__Exercise prompt__
Tally up how many lines in the listing below contain the string "内恒成立", and give only the total.

__Data shown__
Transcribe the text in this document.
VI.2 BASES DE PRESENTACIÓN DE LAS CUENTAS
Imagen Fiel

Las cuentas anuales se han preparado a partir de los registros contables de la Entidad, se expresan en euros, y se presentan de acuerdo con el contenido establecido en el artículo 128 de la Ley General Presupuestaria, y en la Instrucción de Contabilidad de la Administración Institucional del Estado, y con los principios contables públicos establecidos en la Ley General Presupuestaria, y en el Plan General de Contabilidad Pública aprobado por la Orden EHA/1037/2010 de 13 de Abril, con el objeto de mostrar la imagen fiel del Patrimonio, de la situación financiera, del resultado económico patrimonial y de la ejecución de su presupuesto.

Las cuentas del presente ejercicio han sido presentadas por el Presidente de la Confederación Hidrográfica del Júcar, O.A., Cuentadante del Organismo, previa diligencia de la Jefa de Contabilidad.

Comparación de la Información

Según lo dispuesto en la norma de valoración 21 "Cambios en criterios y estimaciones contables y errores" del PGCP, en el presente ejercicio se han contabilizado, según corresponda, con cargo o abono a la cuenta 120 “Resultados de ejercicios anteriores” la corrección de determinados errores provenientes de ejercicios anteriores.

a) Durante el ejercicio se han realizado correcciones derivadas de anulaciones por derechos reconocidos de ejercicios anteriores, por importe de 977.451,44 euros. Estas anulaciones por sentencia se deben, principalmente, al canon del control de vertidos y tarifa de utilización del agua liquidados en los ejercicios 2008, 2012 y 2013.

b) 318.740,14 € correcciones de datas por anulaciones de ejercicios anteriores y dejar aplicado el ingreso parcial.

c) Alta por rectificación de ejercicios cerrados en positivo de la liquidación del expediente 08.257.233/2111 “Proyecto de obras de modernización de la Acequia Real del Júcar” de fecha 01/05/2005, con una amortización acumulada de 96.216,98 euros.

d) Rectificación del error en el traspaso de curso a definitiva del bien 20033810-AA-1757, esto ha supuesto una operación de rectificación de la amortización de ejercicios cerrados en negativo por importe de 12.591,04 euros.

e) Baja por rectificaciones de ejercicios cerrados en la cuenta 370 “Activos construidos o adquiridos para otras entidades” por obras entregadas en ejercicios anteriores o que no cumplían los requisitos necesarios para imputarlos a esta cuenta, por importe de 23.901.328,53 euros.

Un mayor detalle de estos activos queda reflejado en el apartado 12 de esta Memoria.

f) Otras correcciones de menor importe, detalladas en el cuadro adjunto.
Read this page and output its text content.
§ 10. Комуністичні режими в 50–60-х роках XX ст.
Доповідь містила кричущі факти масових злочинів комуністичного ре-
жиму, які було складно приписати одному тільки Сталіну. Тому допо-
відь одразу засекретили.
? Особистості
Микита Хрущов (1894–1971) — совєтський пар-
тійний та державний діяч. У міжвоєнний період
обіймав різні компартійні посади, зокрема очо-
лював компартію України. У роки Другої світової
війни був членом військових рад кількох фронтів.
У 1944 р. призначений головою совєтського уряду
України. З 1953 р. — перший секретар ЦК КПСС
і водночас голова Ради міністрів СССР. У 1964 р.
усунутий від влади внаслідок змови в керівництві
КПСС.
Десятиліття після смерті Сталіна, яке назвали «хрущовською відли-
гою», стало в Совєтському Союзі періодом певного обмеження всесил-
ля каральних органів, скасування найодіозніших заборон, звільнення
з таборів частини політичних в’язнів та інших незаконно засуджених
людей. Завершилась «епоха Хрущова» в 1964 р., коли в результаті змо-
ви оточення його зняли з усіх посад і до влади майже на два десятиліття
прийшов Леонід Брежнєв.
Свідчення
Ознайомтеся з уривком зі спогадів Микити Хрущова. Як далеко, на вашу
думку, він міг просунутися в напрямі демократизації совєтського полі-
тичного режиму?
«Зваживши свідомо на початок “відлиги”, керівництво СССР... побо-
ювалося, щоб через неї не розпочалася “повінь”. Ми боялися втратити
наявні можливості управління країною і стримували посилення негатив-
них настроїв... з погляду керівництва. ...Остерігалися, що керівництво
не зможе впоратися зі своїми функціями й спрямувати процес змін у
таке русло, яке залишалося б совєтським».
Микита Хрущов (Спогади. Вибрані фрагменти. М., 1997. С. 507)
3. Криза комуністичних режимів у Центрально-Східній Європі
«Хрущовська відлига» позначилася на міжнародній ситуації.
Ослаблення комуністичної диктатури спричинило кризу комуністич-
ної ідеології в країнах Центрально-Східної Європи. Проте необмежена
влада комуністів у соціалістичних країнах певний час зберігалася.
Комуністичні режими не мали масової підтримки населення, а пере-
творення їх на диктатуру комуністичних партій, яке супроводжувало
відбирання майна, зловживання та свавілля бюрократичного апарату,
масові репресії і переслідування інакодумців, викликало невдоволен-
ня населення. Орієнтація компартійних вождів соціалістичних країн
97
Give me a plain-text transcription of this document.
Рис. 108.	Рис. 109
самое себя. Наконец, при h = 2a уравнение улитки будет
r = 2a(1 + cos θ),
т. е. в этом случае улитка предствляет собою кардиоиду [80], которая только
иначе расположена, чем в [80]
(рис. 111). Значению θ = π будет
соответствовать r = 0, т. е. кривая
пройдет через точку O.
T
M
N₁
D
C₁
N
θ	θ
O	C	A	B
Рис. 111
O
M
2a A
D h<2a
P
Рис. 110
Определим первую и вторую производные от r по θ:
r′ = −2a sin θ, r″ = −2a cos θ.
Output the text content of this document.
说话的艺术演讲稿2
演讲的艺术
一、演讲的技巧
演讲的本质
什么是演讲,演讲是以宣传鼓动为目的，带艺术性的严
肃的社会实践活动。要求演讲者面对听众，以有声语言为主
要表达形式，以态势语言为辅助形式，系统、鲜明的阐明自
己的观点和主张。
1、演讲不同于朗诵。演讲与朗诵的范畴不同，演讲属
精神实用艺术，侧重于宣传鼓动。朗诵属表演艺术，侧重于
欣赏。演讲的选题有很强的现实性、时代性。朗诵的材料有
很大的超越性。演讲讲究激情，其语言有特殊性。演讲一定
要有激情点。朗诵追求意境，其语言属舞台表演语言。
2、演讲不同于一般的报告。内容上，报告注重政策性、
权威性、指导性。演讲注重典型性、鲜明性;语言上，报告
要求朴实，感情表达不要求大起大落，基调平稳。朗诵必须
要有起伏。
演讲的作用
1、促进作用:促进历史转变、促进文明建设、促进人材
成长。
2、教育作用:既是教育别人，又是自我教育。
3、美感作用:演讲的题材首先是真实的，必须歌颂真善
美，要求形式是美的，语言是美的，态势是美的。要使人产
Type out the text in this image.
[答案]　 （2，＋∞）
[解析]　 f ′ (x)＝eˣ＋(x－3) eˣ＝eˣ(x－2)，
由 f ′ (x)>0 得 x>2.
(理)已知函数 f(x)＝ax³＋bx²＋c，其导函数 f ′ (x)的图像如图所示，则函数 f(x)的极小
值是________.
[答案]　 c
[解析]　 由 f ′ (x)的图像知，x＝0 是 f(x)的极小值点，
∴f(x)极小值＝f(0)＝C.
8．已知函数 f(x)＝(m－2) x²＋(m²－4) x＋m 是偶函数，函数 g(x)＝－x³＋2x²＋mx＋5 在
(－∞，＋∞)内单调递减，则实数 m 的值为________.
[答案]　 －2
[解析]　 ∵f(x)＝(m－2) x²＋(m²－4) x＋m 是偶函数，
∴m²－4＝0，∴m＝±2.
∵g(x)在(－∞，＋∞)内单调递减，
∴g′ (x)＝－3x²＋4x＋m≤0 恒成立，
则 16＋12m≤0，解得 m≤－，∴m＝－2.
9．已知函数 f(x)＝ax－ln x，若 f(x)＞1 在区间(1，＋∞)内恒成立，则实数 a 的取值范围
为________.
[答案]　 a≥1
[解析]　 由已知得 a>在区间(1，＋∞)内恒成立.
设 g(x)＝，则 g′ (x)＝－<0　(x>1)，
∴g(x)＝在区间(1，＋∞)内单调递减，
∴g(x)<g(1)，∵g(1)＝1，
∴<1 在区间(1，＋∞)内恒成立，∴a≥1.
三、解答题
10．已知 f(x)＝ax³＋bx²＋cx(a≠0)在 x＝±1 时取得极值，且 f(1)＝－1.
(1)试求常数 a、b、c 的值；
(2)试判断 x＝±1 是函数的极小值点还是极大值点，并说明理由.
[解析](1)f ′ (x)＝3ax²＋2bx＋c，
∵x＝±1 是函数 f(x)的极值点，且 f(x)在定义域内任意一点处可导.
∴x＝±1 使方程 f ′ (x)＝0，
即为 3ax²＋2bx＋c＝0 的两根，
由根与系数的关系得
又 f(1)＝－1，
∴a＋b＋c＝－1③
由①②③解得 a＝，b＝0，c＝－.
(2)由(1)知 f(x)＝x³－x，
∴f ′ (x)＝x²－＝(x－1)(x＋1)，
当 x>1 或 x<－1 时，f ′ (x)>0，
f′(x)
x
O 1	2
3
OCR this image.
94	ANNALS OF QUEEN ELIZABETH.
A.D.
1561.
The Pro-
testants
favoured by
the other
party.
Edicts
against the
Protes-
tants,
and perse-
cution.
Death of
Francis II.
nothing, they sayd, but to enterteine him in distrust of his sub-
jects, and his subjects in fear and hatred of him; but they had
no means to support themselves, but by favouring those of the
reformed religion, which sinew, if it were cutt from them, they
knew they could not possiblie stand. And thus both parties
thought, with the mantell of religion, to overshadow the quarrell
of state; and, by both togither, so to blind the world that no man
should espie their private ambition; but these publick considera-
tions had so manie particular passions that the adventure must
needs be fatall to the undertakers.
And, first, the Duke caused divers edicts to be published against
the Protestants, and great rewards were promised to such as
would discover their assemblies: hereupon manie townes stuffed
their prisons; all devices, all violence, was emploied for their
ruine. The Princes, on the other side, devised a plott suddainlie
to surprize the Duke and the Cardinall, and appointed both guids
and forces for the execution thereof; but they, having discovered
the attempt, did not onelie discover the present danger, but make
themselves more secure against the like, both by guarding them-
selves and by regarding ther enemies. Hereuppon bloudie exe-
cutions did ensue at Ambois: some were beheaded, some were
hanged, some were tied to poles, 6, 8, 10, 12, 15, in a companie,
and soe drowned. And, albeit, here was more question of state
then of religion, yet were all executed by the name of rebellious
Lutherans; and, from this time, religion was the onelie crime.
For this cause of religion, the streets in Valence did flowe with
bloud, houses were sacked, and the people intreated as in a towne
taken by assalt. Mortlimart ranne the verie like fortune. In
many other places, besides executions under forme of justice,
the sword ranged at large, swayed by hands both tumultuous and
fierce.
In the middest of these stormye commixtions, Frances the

__Output of the exercise__
3